** start Source data **
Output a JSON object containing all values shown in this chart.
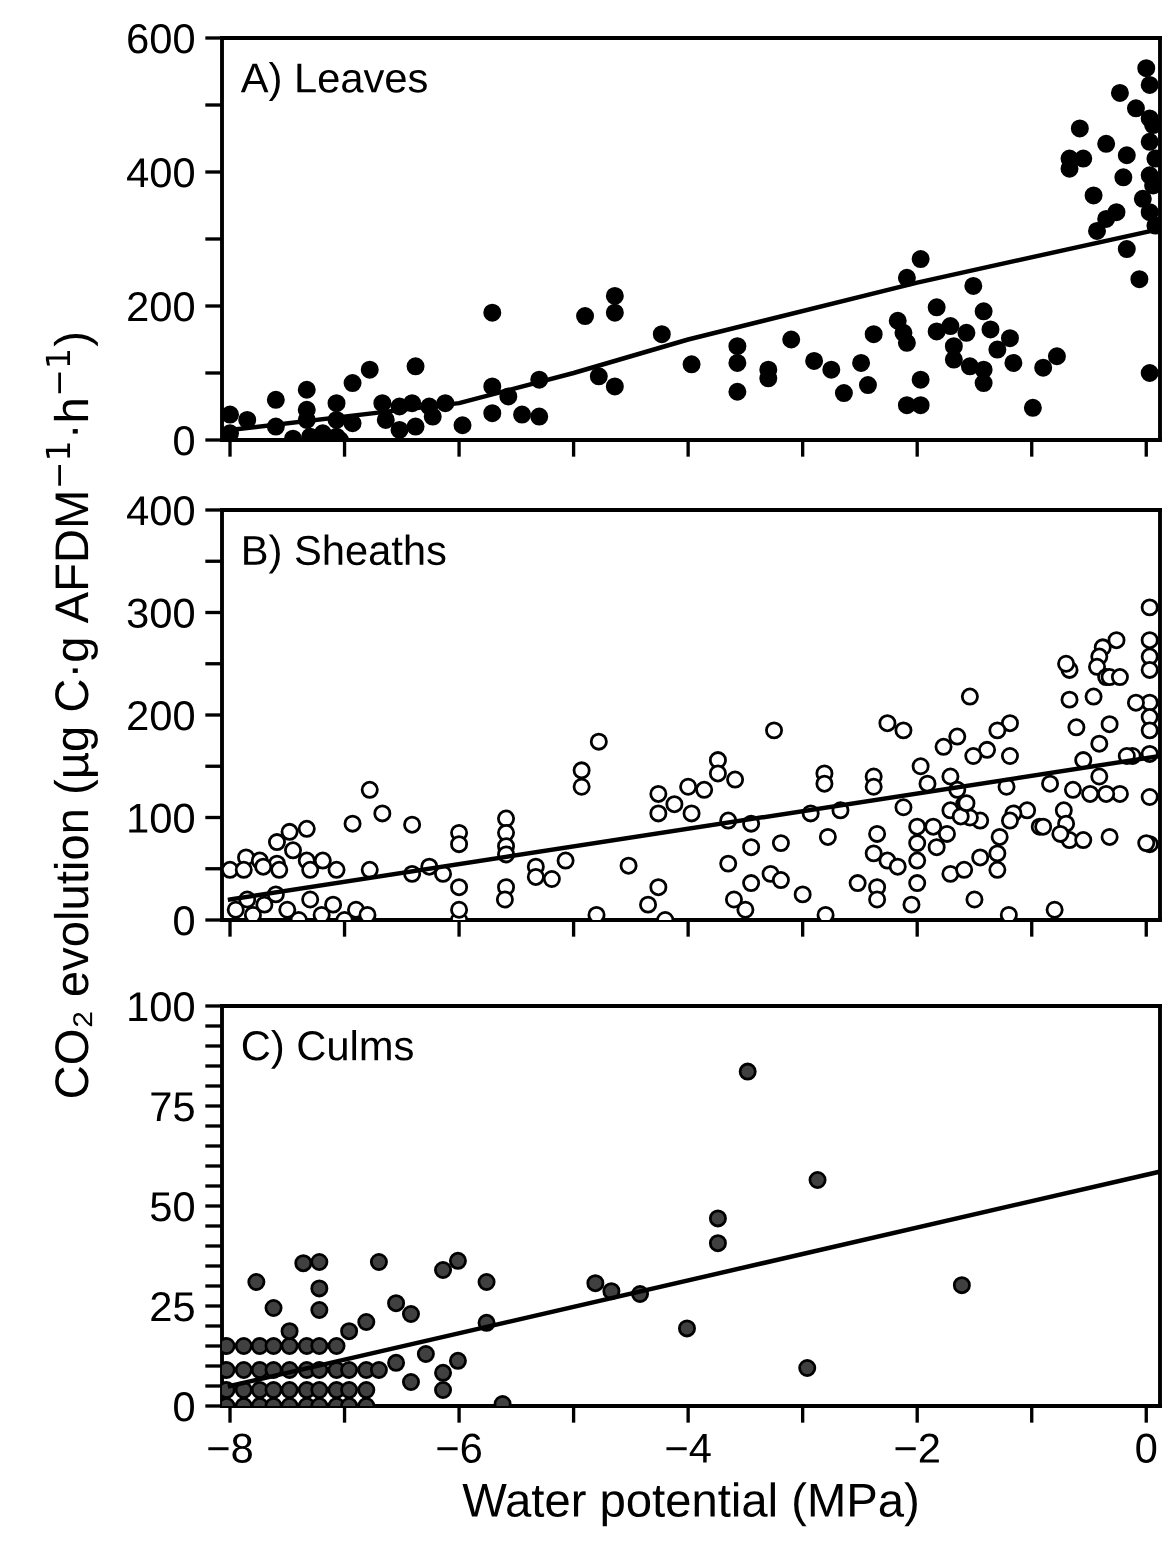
{
  "chart_data": [
    {
      "type": "scatter",
      "title": "A) Leaves",
      "xlim": [
        -8.07,
        0.12
      ],
      "xticks": [
        -8,
        {
          "value": -7,
          "label": null
        },
        -6,
        {
          "value": -5,
          "label": null
        },
        -4,
        {
          "value": -3,
          "label": null
        },
        -2,
        {
          "value": -1,
          "label": null
        },
        0
      ],
      "ylim": [
        0,
        600
      ],
      "yticks": [
        0,
        {
          "value": 100,
          "label": null
        },
        200,
        {
          "value": 300,
          "label": null
        },
        400,
        {
          "value": 500,
          "label": null
        },
        600
      ],
      "tick_labels": "y",
      "marker": "circle",
      "series": [
        {
          "type": "scatter",
          "color": "#000000",
          "x": [
            -8.0,
            -7.85,
            -8.0,
            -7.6,
            -7.6,
            -7.45,
            -7.33,
            -7.33,
            -7.33,
            -7.3,
            -7.19,
            -7.07,
            -7.07,
            -7.07,
            -7.04,
            -6.93,
            -6.93,
            -6.78,
            -6.67,
            -6.64,
            -6.52,
            -6.52,
            -6.41,
            -6.38,
            -6.38,
            -6.26,
            -6.23,
            -6.12,
            -5.97,
            -5.71,
            -5.71,
            -5.71,
            -5.57,
            -5.45,
            -5.3,
            -5.3,
            -4.9,
            -4.78,
            -4.64,
            -4.64,
            -4.64,
            -4.23,
            -3.97,
            -3.57,
            -3.57,
            -3.57,
            -3.3,
            -3.3,
            -3.1,
            -2.9,
            -2.75,
            -2.64,
            -2.49,
            -2.43,
            -2.38,
            -2.17,
            -2.12,
            -2.09,
            -2.09,
            -2.09,
            -1.97,
            -1.97,
            -1.97,
            -1.83,
            -1.83,
            -1.71,
            -1.68,
            -1.68,
            -1.57,
            -1.54,
            -1.51,
            -1.42,
            -1.42,
            -1.42,
            -1.36,
            -1.3,
            -1.19,
            -1.16,
            -0.99,
            -0.9,
            -0.78,
            -0.67,
            -0.67,
            -0.55,
            -0.58,
            -0.46,
            -0.43,
            -0.35,
            -0.35,
            -0.26,
            -0.23,
            -0.2,
            -0.17,
            -0.17,
            -0.09,
            -0.06,
            -0.03,
            0.0,
            0.03,
            0.03,
            0.03,
            0.03,
            0.03,
            0.03,
            0.06,
            0.06,
            0.08,
            0.08
          ],
          "values": [
            38,
            30,
            10,
            60,
            20,
            2,
            75,
            45,
            30,
            5,
            10,
            55,
            30,
            5,
            0,
            25,
            85,
            105,
            55,
            30,
            50,
            15,
            55,
            110,
            20,
            50,
            35,
            55,
            22,
            190,
            80,
            40,
            65,
            38,
            35,
            90,
            185,
            95,
            215,
            190,
            80,
            158,
            113,
            140,
            115,
            72,
            105,
            92,
            150,
            118,
            105,
            70,
            115,
            82,
            158,
            178,
            160,
            242,
            145,
            52,
            270,
            90,
            52,
            198,
            162,
            170,
            140,
            120,
            160,
            110,
            230,
            192,
            105,
            85,
            165,
            135,
            152,
            115,
            48,
            108,
            125,
            420,
            405,
            420,
            465,
            365,
            312,
            442,
            330,
            340,
            518,
            392,
            425,
            285,
            495,
            240,
            360,
            555,
            100,
            530,
            480,
            445,
            395,
            340,
            470,
            380,
            320,
            420
          ]
        },
        {
          "type": "line",
          "color": "#000000",
          "marker": "none",
          "x": [
            -8,
            -6,
            -5,
            -4,
            -2,
            0.12
          ],
          "values": [
            15,
            55,
            100,
            150,
            235,
            315
          ]
        }
      ]
    },
    {
      "type": "scatter",
      "title": "B) Sheaths",
      "ylabel": "CO₂ evolution (µg C·g AFDM$^{−1}$·h$^{−1}$)",
      "xlim": [
        -8.07,
        0.12
      ],
      "xticks": [
        -8,
        {
          "value": -7,
          "label": null
        },
        -6,
        {
          "value": -5,
          "label": null
        },
        -4,
        {
          "value": -3,
          "label": null
        },
        -2,
        {
          "value": -1,
          "label": null
        },
        0
      ],
      "ylim": [
        0,
        400
      ],
      "yticks": [
        0,
        {
          "value": 50,
          "label": null
        },
        100,
        {
          "value": 150,
          "label": null
        },
        200,
        {
          "value": 250,
          "label": null
        },
        300,
        {
          "value": 350,
          "label": null
        },
        400
      ],
      "tick_labels": "y",
      "marker": "circle",
      "series": [
        {
          "type": "scatter",
          "color": "#ffffff",
          "x": [
            0.03,
            0.03,
            0.03,
            0.03,
            0.03,
            0.03,
            0.03,
            0.03,
            0.03,
            0.03,
            -0.09,
            -0.12,
            -0.17,
            -0.26,
            -0.38,
            -0.41,
            -0.43,
            -0.35,
            -0.32,
            -0.46,
            -0.23,
            -0.32,
            -0.41,
            -0.55,
            -0.67,
            -0.7,
            -0.67,
            -0.61,
            -0.49,
            -0.41,
            -0.23,
            -0.35,
            -0.64,
            -0.72,
            -0.7,
            -0.67,
            -0.55,
            -0.32,
            -0.84,
            -0.75,
            -0.93,
            -1.54,
            -1.19,
            -1.3,
            -1.39,
            -1.51,
            -1.19,
            -1.65,
            -1.77,
            -2.26,
            -2.12,
            -1.97,
            -1.91,
            -1.71,
            -1.65,
            -1.22,
            -1.04,
            -1.16,
            -0.9,
            -2.12,
            -1.71,
            -1.59,
            -1.45,
            -1.54,
            -1.19,
            -2.81,
            -2.81,
            -2.38,
            -2.38,
            -3.25,
            -3.74,
            -3.74,
            -3.59,
            -4.0,
            -3.86,
            -4.26,
            -4.26,
            -4.12,
            -3.97,
            -3.65,
            -3.45,
            -2.93,
            -2.67,
            -4.93,
            -4.93,
            -4.78,
            -6.78,
            -6.93,
            -6.67,
            -6.41,
            -6.0,
            -6.0,
            -5.59,
            -5.59,
            -5.59,
            -5.59,
            -7.33,
            -7.48,
            -7.59,
            -7.45,
            -7.86,
            -7.74,
            -7.59,
            -7.33,
            -7.19,
            -8.0,
            -7.88,
            -7.71,
            -7.57,
            -7.3,
            -7.07,
            -6.78,
            -6.41,
            -6.26,
            -6.14,
            -6.0,
            -5.59,
            -5.33,
            -5.33,
            -5.19,
            -5.07,
            -4.52,
            -4.26,
            -3.65,
            -3.45,
            -3.19,
            -2.78,
            -3.45,
            -3.28,
            -3.19,
            -2.52,
            -2.35,
            -2.38,
            -2.26,
            -2.17,
            -2.35,
            -2.0,
            -2.0,
            -2.0,
            -2.0,
            -1.86,
            -1.83,
            -1.74,
            -1.62,
            -1.57,
            -1.71,
            -1.59,
            -1.45,
            -1.3,
            -1.3,
            -1.28,
            0.0,
            -7.95,
            -7.85,
            -7.8,
            -7.7,
            -7.6,
            -7.5,
            -7.4,
            -7.3,
            -7.2,
            -7.1,
            -7.0,
            -6.9,
            -6.8,
            -6.0,
            -6.0,
            -5.6,
            -4.8,
            -4.35,
            -4.2,
            -3.6,
            -3.5,
            -3.0,
            -2.8,
            -2.35,
            -2.05,
            -1.5,
            -1.2,
            -0.8
          ],
          "values": [
            305,
            273,
            257,
            244,
            212,
            198,
            185,
            162,
            120,
            74,
            212,
            160,
            160,
            273,
            266,
            257,
            247,
            237,
            237,
            218,
            237,
            191,
            172,
            156,
            244,
            250,
            215,
            188,
            123,
            140,
            123,
            123,
            127,
            107,
            94,
            78,
            78,
            81,
            133,
            84,
            91,
            218,
            192,
            185,
            166,
            160,
            160,
            179,
            169,
            192,
            185,
            150,
            133,
            140,
            127,
            130,
            107,
            104,
            91,
            110,
            107,
            113,
            97,
            100,
            97,
            143,
            133,
            140,
            130,
            185,
            156,
            143,
            137,
            130,
            127,
            123,
            104,
            113,
            104,
            97,
            94,
            104,
            107,
            146,
            130,
            174,
            127,
            94,
            104,
            93,
            85,
            74,
            99,
            85,
            72,
            64,
            89,
            86,
            76,
            68,
            61,
            58,
            55,
            58,
            58,
            49,
            49,
            52,
            49,
            49,
            49,
            49,
            45,
            52,
            45,
            32,
            32,
            52,
            42,
            40,
            58,
            53,
            32,
            55,
            71,
            75,
            81,
            36,
            45,
            39,
            36,
            84,
            65,
            58,
            52,
            32,
            91,
            75,
            58,
            36,
            91,
            71,
            84,
            101,
            114,
            45,
            49,
            61,
            65,
            49,
            81,
            75,
            10,
            20,
            5,
            15,
            25,
            10,
            0,
            20,
            5,
            15,
            0,
            10,
            5,
            0,
            10,
            20,
            5,
            15,
            0,
            20,
            10,
            25,
            5,
            20,
            15,
            20,
            5,
            10
          ]
        },
        {
          "type": "line",
          "color": "#000000",
          "marker": "none",
          "x": [
            -8,
            0.12
          ],
          "values": [
            20,
            160
          ]
        }
      ]
    },
    {
      "type": "scatter",
      "title": "C) Culms",
      "xlabel": "Water potential (MPa)",
      "xlim": [
        -8.07,
        0.12
      ],
      "xticks": [
        -8,
        {
          "value": -7,
          "label": null
        },
        -6,
        {
          "value": -5,
          "label": null
        },
        -4,
        {
          "value": -3,
          "label": null
        },
        -2,
        {
          "value": -1,
          "label": null
        },
        0
      ],
      "ylim": [
        0,
        100
      ],
      "yticks": [
        0,
        {
          "value": 5,
          "label": null
        },
        {
          "value": 10,
          "label": null
        },
        {
          "value": 15,
          "label": null
        },
        {
          "value": 20,
          "label": null
        },
        25,
        {
          "value": 30,
          "label": null
        },
        {
          "value": 35,
          "label": null
        },
        {
          "value": 40,
          "label": null
        },
        {
          "value": 45,
          "label": null
        },
        50,
        {
          "value": 55,
          "label": null
        },
        {
          "value": 60,
          "label": null
        },
        {
          "value": 65,
          "label": null
        },
        {
          "value": 70,
          "label": null
        },
        75,
        {
          "value": 80,
          "label": null
        },
        {
          "value": 85,
          "label": null
        },
        {
          "value": 90,
          "label": null
        },
        {
          "value": 95,
          "label": null
        },
        100
      ],
      "marker": "circle",
      "series": [
        {
          "type": "scatter",
          "color": "#404040",
          "x": [
            -8.03,
            -7.88,
            -7.74,
            -7.62,
            -7.48,
            -7.33,
            -7.22,
            -7.07,
            -6.96,
            -6.81,
            -8.03,
            -7.88,
            -7.74,
            -7.62,
            -7.48,
            -7.33,
            -7.22,
            -7.07,
            -6.96,
            -6.81,
            -8.03,
            -7.88,
            -7.74,
            -7.62,
            -7.48,
            -7.33,
            -7.22,
            -7.07,
            -6.96,
            -6.81,
            -8.03,
            -7.88,
            -7.74,
            -7.62,
            -7.48,
            -7.33,
            -7.22,
            -7.07,
            -7.77,
            -7.62,
            -7.48,
            -7.36,
            -7.22,
            -7.22,
            -7.22,
            -6.96,
            -6.81,
            -6.7,
            -6.7,
            -6.55,
            -6.55,
            -6.42,
            -6.42,
            -6.29,
            -6.14,
            -6.14,
            -6.14,
            -6.01,
            -6.01,
            -5.76,
            -5.76,
            -5.62,
            -4.81,
            -4.67,
            -4.42,
            -4.01,
            -3.74,
            -3.74,
            -3.48,
            -2.96,
            -2.87,
            -1.61
          ],
          "values": [
            0,
            0,
            0,
            0,
            0,
            0,
            0,
            0,
            0,
            0,
            4,
            4,
            4,
            4,
            4,
            4,
            4,
            4,
            4,
            4,
            9,
            9,
            9,
            9,
            9,
            9,
            9,
            9,
            9,
            9,
            15,
            15,
            15,
            15,
            15,
            15,
            15,
            15,
            31,
            24.5,
            18.7,
            35.7,
            36,
            29.4,
            24,
            18.7,
            21,
            36,
            9,
            25.7,
            10.8,
            23,
            6,
            13,
            34,
            8.3,
            4,
            36.3,
            11.3,
            31,
            20.8,
            0.5,
            30.7,
            28.7,
            28,
            19.4,
            46.9,
            40.7,
            83.6,
            9.5,
            56.5,
            30.2
          ]
        },
        {
          "type": "line",
          "color": "#000000",
          "marker": "none",
          "x": [
            -8,
            0.12
          ],
          "values": [
            5,
            58.6
          ]
        }
      ]
    }
  ]
}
** end Source data **
What is being asked = Copy out each line of the data containing the string "title".

Answer to this task =
      "title": "A) Leaves",
      "title": "B) Sheaths",
      "title": "C) Culms",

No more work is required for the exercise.